#### DATASET ENTRIES ####
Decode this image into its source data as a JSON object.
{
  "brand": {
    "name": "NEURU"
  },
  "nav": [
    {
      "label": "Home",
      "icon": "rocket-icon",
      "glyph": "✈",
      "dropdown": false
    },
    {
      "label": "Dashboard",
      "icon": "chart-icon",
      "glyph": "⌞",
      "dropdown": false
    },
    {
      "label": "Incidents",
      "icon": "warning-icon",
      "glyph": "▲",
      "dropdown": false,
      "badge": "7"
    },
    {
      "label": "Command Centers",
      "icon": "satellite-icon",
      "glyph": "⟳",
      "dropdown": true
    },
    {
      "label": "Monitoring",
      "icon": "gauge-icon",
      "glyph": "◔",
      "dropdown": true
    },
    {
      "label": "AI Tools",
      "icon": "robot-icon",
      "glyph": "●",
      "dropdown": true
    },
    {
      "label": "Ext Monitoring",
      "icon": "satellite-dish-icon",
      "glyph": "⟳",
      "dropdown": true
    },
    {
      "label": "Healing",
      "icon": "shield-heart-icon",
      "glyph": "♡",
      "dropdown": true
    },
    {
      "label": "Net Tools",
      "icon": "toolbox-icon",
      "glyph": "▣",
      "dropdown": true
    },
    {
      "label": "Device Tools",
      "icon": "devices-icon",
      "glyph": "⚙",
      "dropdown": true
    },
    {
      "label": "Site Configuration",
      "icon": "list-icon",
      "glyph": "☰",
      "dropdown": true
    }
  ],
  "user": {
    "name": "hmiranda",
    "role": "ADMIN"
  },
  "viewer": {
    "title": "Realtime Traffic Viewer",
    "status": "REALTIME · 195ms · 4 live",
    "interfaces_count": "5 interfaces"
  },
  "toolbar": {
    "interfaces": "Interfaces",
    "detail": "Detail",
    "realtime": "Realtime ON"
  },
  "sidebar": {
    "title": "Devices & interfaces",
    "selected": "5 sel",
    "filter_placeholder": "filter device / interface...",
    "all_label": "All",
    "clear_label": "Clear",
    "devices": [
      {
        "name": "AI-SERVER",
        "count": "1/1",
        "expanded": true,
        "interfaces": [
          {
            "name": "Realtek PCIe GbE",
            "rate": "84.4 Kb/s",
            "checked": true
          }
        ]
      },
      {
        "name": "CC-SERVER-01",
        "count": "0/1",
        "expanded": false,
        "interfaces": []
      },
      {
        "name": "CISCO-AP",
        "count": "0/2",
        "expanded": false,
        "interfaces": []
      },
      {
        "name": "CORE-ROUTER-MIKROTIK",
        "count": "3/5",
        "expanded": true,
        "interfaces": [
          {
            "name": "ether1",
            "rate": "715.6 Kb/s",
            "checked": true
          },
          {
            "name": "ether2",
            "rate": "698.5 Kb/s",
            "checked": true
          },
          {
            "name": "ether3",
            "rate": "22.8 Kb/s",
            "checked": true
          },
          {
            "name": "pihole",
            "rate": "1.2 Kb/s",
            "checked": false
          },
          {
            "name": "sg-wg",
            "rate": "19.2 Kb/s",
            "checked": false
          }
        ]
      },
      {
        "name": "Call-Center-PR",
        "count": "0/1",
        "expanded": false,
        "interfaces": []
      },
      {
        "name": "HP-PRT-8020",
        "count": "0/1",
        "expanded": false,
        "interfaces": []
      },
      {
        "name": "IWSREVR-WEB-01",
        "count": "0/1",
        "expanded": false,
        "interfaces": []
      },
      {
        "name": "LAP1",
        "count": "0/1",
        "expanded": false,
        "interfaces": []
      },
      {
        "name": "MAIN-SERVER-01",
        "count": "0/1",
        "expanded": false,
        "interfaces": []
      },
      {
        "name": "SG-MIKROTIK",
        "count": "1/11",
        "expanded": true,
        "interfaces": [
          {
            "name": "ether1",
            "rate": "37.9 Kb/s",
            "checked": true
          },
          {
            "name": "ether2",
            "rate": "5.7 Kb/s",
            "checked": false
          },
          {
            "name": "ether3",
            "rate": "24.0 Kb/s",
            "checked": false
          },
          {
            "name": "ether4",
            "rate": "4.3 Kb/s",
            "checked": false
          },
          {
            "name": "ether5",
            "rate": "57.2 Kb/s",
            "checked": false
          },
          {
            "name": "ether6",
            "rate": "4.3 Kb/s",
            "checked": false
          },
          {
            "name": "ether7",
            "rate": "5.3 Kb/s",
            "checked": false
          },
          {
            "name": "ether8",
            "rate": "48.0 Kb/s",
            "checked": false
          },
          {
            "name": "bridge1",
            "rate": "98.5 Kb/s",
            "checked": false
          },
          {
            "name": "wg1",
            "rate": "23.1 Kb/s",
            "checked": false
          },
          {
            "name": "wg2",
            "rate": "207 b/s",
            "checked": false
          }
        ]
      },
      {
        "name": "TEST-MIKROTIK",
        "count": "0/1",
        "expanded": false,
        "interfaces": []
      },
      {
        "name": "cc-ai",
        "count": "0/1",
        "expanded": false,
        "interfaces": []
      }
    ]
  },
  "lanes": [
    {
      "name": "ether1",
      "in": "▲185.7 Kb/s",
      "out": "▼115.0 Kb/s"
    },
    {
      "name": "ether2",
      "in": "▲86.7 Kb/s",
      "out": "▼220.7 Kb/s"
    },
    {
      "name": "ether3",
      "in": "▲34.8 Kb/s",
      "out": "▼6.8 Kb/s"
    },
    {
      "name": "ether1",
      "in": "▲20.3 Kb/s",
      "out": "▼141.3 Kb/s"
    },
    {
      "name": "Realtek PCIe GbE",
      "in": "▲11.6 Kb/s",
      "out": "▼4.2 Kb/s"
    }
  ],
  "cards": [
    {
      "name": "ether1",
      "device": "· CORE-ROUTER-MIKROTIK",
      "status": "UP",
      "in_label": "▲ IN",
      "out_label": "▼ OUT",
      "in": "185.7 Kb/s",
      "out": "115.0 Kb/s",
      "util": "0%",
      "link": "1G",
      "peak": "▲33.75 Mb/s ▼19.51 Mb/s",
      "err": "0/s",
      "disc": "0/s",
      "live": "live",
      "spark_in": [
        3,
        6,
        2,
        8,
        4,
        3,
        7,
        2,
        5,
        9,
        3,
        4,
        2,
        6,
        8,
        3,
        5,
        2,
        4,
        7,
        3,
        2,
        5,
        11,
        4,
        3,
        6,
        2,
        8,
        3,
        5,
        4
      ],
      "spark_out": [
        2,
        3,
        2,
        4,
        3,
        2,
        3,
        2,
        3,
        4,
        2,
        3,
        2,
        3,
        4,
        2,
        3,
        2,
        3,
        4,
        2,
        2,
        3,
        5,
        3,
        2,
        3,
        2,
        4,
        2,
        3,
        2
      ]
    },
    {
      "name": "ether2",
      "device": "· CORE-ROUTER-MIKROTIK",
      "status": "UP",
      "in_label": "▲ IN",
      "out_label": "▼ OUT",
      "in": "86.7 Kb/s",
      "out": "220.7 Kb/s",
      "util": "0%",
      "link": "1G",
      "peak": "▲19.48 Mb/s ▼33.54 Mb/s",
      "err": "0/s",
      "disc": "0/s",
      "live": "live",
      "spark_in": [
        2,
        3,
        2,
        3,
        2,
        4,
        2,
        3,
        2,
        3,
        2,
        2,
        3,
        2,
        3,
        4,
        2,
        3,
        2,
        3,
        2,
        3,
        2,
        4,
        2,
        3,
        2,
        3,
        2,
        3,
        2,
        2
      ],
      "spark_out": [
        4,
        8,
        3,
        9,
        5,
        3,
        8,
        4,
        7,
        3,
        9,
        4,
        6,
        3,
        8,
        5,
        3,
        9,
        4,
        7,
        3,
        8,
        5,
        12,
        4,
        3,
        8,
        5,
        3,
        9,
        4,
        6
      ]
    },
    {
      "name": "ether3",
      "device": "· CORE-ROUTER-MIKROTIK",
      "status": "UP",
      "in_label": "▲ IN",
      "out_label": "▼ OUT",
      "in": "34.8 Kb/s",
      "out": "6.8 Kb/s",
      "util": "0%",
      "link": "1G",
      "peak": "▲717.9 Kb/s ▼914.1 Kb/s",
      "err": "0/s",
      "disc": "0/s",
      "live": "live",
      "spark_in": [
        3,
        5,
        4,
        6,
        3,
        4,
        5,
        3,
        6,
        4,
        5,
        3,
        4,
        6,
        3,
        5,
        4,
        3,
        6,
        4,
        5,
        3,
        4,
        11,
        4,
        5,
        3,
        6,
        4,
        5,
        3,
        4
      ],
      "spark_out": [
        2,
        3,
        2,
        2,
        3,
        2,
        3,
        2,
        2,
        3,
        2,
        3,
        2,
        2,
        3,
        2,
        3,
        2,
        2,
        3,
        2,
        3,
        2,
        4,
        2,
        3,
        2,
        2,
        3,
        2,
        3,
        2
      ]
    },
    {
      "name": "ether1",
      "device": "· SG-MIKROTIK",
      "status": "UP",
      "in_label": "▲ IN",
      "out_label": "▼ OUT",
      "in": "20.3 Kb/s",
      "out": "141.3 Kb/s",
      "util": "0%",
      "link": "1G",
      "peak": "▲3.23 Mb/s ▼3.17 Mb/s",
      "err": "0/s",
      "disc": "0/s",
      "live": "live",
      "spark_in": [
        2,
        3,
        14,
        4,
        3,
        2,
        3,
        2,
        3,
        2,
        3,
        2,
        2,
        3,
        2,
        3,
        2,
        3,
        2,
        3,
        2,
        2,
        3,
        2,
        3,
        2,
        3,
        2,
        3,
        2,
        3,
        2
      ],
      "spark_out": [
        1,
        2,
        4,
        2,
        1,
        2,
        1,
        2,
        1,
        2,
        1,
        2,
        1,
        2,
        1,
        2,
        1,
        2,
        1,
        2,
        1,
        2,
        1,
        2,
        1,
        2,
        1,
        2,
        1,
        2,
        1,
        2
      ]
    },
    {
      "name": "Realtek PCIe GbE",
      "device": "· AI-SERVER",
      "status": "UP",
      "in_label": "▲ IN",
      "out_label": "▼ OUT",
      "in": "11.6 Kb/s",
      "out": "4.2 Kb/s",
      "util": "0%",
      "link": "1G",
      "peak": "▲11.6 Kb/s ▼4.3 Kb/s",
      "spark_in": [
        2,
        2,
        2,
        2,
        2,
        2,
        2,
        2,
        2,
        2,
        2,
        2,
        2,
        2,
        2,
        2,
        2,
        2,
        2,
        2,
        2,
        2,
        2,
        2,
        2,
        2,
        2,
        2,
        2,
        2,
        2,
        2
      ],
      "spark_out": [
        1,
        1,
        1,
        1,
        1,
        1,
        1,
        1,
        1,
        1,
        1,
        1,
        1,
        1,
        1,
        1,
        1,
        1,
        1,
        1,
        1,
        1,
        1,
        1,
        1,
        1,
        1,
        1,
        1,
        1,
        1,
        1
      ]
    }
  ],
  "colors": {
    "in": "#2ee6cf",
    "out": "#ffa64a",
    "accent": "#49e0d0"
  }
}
####
WORK INSTRUCTIONS
Looking at the entries above, how many lines contain the word "Monitoring"? Answer with the number alone.

RESPONSE FOR THIS EXERCISE
2